**** DATASET ROWS ****
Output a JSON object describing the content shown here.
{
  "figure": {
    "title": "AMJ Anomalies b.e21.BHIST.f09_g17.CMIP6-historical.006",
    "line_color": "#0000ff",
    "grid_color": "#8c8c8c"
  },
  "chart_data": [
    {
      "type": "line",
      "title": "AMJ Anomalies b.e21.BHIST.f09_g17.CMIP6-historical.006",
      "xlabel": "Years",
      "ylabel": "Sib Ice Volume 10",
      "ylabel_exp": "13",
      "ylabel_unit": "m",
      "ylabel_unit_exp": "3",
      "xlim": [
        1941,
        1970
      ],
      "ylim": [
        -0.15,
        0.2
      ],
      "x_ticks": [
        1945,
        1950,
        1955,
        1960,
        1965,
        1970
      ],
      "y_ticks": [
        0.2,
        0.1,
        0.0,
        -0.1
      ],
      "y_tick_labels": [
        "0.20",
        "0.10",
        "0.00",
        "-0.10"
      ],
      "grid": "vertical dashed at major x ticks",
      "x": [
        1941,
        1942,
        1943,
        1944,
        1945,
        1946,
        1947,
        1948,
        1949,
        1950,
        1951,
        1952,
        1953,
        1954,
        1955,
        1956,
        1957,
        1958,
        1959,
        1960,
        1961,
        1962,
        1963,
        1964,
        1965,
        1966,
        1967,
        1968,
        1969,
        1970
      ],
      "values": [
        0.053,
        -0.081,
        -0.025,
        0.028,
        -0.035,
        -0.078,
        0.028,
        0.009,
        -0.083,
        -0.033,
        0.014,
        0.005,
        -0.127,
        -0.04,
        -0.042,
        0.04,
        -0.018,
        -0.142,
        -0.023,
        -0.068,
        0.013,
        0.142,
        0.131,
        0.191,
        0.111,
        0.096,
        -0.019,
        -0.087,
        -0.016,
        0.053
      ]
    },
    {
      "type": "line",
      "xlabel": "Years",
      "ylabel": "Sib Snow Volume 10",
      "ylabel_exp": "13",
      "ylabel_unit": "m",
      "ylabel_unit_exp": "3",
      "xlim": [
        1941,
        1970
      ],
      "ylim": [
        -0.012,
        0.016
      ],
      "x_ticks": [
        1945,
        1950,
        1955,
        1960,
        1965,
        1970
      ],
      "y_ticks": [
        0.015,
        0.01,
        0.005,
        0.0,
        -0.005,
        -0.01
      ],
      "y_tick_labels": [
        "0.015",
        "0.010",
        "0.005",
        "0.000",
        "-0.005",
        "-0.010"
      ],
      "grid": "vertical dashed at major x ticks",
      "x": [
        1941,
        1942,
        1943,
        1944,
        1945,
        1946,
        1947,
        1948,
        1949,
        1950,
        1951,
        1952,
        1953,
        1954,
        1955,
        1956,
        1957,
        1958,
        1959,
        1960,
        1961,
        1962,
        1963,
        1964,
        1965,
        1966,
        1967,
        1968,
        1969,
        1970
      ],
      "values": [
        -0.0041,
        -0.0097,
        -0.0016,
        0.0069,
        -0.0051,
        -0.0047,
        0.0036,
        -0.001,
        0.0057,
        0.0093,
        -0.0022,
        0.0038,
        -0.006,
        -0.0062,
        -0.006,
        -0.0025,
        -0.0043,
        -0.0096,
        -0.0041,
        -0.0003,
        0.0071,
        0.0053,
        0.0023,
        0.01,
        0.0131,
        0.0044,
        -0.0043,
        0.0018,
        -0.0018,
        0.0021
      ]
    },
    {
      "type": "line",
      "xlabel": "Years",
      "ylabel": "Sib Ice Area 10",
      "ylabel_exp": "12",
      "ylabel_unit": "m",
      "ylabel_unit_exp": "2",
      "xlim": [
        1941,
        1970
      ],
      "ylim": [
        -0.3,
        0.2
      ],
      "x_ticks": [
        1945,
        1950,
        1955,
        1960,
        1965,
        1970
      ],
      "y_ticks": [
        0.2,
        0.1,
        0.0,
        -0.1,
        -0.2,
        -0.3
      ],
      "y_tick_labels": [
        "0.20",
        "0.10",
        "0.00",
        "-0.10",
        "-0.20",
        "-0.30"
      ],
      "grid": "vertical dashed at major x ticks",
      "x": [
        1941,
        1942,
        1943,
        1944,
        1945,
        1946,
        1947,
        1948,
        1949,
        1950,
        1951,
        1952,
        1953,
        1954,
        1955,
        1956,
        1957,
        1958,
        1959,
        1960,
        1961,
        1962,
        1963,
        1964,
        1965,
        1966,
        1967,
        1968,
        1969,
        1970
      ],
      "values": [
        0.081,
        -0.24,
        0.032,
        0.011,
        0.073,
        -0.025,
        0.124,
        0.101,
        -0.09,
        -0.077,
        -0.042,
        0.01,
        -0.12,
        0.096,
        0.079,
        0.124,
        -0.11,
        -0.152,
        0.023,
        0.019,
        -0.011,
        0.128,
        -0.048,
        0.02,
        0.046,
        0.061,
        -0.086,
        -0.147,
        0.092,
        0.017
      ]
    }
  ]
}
****
**INSTRUCTION:** Retype every entry above, word for word.

**ANSWER FOR THE TASK:**
Output a JSON object describing the content shown here.
{
  "figure": {
    "title": "AMJ Anomalies b.e21.BHIST.f09_g17.CMIP6-historical.006",
    "line_color": "#0000ff",
    "grid_color": "#8c8c8c"
  },
  "chart_data": [
    {
      "type": "line",
      "title": "AMJ Anomalies b.e21.BHIST.f09_g17.CMIP6-historical.006",
      "xlabel": "Years",
      "ylabel": "Sib Ice Volume 10",
      "ylabel_exp": "13",
      "ylabel_unit": "m",
      "ylabel_unit_exp": "3",
      "xlim": [
        1941,
        1970
      ],
      "ylim": [
        -0.15,
        0.2
      ],
      "x_ticks": [
        1945,
        1950,
        1955,
        1960,
        1965,
        1970
      ],
      "y_ticks": [
        0.2,
        0.1,
        0.0,
        -0.1
      ],
      "y_tick_labels": [
        "0.20",
        "0.10",
        "0.00",
        "-0.10"
      ],
      "grid": "vertical dashed at major x ticks",
      "x": [
        1941,
        1942,
        1943,
        1944,
        1945,
        1946,
        1947,
        1948,
        1949,
        1950,
        1951,
        1952,
        1953,
        1954,
        1955,
        1956,
        1957,
        1958,
        1959,
        1960,
        1961,
        1962,
        1963,
        1964,
        1965,
        1966,
        1967,
        1968,
        1969,
        1970
      ],
      "values": [
        0.053,
        -0.081,
        -0.025,
        0.028,
        -0.035,
        -0.078,
        0.028,
        0.009,
        -0.083,
        -0.033,
        0.014,
        0.005,
        -0.127,
        -0.04,
        -0.042,
        0.04,
        -0.018,
        -0.142,
        -0.023,
        -0.068,
        0.013,
        0.142,
        0.131,
        0.191,
        0.111,
        0.096,
        -0.019,
        -0.087,
        -0.016,
        0.053
      ]
    },
    {
      "type": "line",
      "xlabel": "Years",
      "ylabel": "Sib Snow Volume 10",
      "ylabel_exp": "13",
      "ylabel_unit": "m",
      "ylabel_unit_exp": "3",
      "xlim": [
        1941,
        1970
      ],
      "ylim": [
        -0.012,
        0.016
      ],
      "x_ticks": [
        1945,
        1950,
        1955,
        1960,
        1965,
        1970
      ],
      "y_ticks": [
        0.015,
        0.01,
        0.005,
        0.0,
        -0.005,
        -0.01
      ],
      "y_tick_labels": [
        "0.015",
        "0.010",
        "0.005",
        "0.000",
        "-0.005",
        "-0.010"
      ],
      "grid": "vertical dashed at major x ticks",
      "x": [
        1941,
        1942,
        1943,
        1944,
        1945,
        1946,
        1947,
        1948,
        1949,
        1950,
        1951,
        1952,
        1953,
        1954,
        1955,
        1956,
        1957,
        1958,
        1959,
        1960,
        1961,
        1962,
        1963,
        1964,
        1965,
        1966,
        1967,
        1968,
        1969,
        1970
      ],
      "values": [
        -0.0041,
        -0.0097,
        -0.0016,
        0.0069,
        -0.0051,
        -0.0047,
        0.0036,
        -0.001,
        0.0057,
        0.0093,
        -0.0022,
        0.0038,
        -0.006,
        -0.0062,
        -0.006,
        -0.0025,
        -0.0043,
        -0.0096,
        -0.0041,
        -0.0003,
        0.0071,
        0.0053,
        0.0023,
        0.01,
        0.0131,
        0.0044,
        -0.0043,
        0.0018,
        -0.0018,
        0.0021
      ]
    },
    {
      "type": "line",
      "xlabel": "Years",
      "ylabel": "Sib Ice Area 10",
      "ylabel_exp": "12",
      "ylabel_unit": "m",
      "ylabel_unit_exp": "2",
      "xlim": [
        1941,
        1970
      ],
      "ylim": [
        -0.3,
        0.2
      ],
      "x_ticks": [
        1945,
        1950,
        1955,
        1960,
        1965,
        1970
      ],
      "y_ticks": [
        0.2,
        0.1,
        0.0,
        -0.1,
        -0.2,
        -0.3
      ],
      "y_tick_labels": [
        "0.20",
        "0.10",
        "0.00",
        "-0.10",
        "-0.20",
        "-0.30"
      ],
      "grid": "vertical dashed at major x ticks",
      "x": [
        1941,
        1942,
        1943,
        1944,
        1945,
        1946,
        1947,
        1948,
        1949,
        1950,
        1951,
        1952,
        1953,
        1954,
        1955,
        1956,
        1957,
        1958,
        1959,
        1960,
        1961,
        1962,
        1963,
        1964,
        1965,
        1966,
        1967,
        1968,
        1969,
        1970
      ],
      "values": [
        0.081,
        -0.24,
        0.032,
        0.011,
        0.073,
        -0.025,
        0.124,
        0.101,
        -0.09,
        -0.077,
        -0.042,
        0.01,
        -0.12,
        0.096,
        0.079,
        0.124,
        -0.11,
        -0.152,
        0.023,
        0.019,
        -0.011,
        0.128,
        -0.048,
        0.02,
        0.046,
        0.061,
        -0.086,
        -0.147,
        0.092,
        0.017
      ]
    }
  ]
}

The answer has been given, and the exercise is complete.